The problem:
Your reply should reproduce all the data below exactly while excluding the pictures.

Listed entries:
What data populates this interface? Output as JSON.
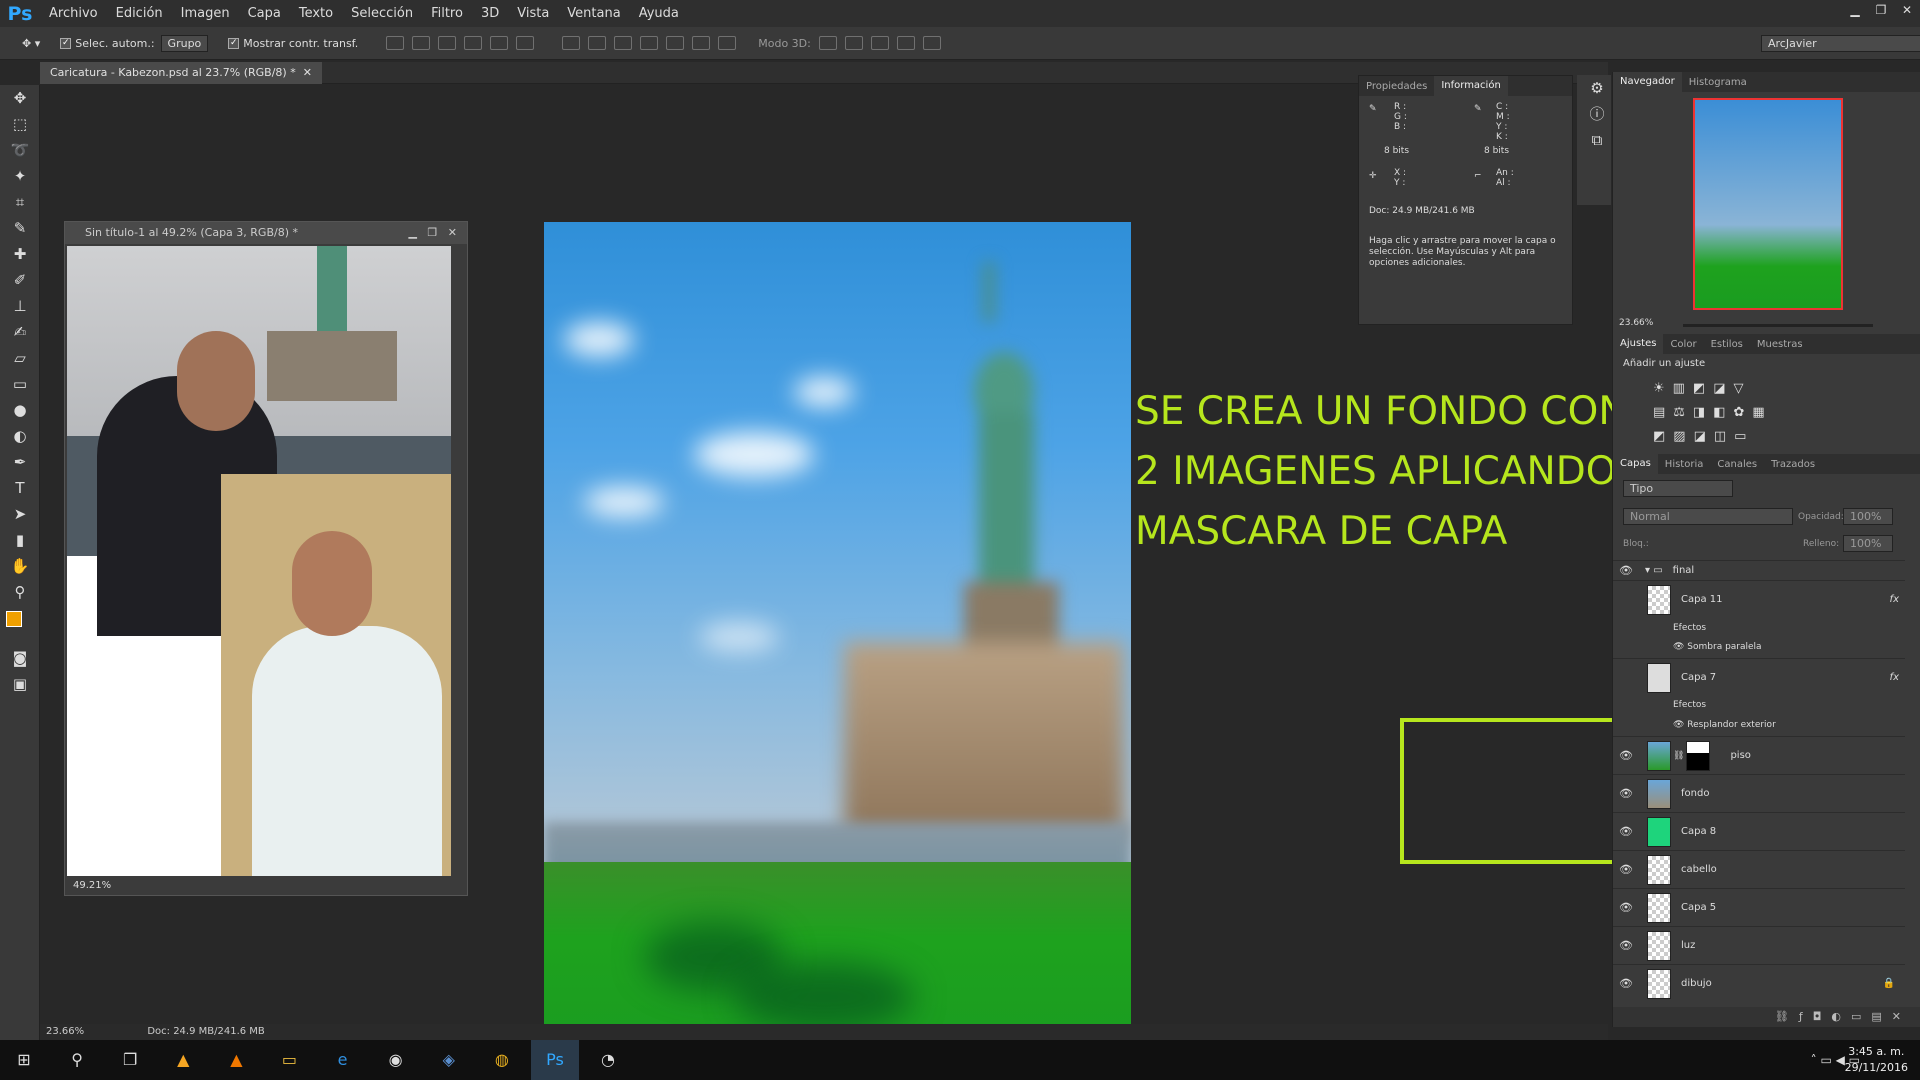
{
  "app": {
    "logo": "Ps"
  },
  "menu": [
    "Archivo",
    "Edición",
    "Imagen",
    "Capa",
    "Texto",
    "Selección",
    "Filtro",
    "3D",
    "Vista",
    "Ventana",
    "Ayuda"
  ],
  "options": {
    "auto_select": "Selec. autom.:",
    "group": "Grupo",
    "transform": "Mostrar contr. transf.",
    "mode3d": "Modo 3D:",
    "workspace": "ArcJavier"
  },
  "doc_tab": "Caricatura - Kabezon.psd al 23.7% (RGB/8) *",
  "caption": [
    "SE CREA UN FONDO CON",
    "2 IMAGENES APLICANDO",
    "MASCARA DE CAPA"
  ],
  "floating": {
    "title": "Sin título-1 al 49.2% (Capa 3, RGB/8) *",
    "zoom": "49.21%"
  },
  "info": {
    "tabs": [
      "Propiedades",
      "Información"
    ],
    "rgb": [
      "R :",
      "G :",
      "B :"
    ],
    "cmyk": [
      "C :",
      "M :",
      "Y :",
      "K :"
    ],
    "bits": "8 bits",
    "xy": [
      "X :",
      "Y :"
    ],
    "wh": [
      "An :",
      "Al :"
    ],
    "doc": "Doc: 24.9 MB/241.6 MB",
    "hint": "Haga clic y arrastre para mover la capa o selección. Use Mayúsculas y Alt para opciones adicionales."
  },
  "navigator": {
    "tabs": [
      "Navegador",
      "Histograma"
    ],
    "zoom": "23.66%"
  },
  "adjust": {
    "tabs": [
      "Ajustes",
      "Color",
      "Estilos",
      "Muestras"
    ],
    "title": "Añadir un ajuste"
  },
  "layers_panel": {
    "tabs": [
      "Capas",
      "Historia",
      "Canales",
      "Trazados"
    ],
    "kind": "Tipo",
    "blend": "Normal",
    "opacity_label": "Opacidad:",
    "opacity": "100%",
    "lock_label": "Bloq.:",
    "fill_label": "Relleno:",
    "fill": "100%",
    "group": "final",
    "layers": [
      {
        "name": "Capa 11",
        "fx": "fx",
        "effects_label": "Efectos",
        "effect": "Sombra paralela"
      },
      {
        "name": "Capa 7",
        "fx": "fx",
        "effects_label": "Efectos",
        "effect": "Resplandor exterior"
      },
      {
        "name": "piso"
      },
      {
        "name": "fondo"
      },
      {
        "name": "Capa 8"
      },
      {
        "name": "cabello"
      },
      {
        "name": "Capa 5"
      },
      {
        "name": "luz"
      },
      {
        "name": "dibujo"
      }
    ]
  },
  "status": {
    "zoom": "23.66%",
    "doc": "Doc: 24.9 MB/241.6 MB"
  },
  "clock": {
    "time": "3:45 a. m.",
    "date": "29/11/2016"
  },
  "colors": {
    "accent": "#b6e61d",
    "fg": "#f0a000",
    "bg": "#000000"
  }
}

Solution:
What data populates this interface? Output as JSON.
{
  "app": {
    "logo": "Ps"
  },
  "menu": [
    "Archivo",
    "Edición",
    "Imagen",
    "Capa",
    "Texto",
    "Selección",
    "Filtro",
    "3D",
    "Vista",
    "Ventana",
    "Ayuda"
  ],
  "options": {
    "auto_select": "Selec. autom.:",
    "group": "Grupo",
    "transform": "Mostrar contr. transf.",
    "mode3d": "Modo 3D:",
    "workspace": "ArcJavier"
  },
  "doc_tab": "Caricatura - Kabezon.psd al 23.7% (RGB/8) *",
  "caption": [
    "SE CREA UN FONDO CON",
    "2 IMAGENES APLICANDO",
    "MASCARA DE CAPA"
  ],
  "floating": {
    "title": "Sin título-1 al 49.2% (Capa 3, RGB/8) *",
    "zoom": "49.21%"
  },
  "info": {
    "tabs": [
      "Propiedades",
      "Información"
    ],
    "rgb": [
      "R :",
      "G :",
      "B :"
    ],
    "cmyk": [
      "C :",
      "M :",
      "Y :",
      "K :"
    ],
    "bits": "8 bits",
    "xy": [
      "X :",
      "Y :"
    ],
    "wh": [
      "An :",
      "Al :"
    ],
    "doc": "Doc: 24.9 MB/241.6 MB",
    "hint": "Haga clic y arrastre para mover la capa o selección. Use Mayúsculas y Alt para opciones adicionales."
  },
  "navigator": {
    "tabs": [
      "Navegador",
      "Histograma"
    ],
    "zoom": "23.66%"
  },
  "adjust": {
    "tabs": [
      "Ajustes",
      "Color",
      "Estilos",
      "Muestras"
    ],
    "title": "Añadir un ajuste"
  },
  "layers_panel": {
    "tabs": [
      "Capas",
      "Historia",
      "Canales",
      "Trazados"
    ],
    "kind": "Tipo",
    "blend": "Normal",
    "opacity_label": "Opacidad:",
    "opacity": "100%",
    "lock_label": "Bloq.:",
    "fill_label": "Relleno:",
    "fill": "100%",
    "group": "final",
    "layers": [
      {
        "name": "Capa 11",
        "fx": "fx",
        "effects_label": "Efectos",
        "effect": "Sombra paralela"
      },
      {
        "name": "Capa 7",
        "fx": "fx",
        "effects_label": "Efectos",
        "effect": "Resplandor exterior"
      },
      {
        "name": "piso"
      },
      {
        "name": "fondo"
      },
      {
        "name": "Capa 8"
      },
      {
        "name": "cabello"
      },
      {
        "name": "Capa 5"
      },
      {
        "name": "luz"
      },
      {
        "name": "dibujo"
      }
    ]
  },
  "status": {
    "zoom": "23.66%",
    "doc": "Doc: 24.9 MB/241.6 MB"
  },
  "clock": {
    "time": "3:45 a. m.",
    "date": "29/11/2016"
  },
  "colors": {
    "accent": "#b6e61d",
    "fg": "#f0a000",
    "bg": "#000000"
  }
}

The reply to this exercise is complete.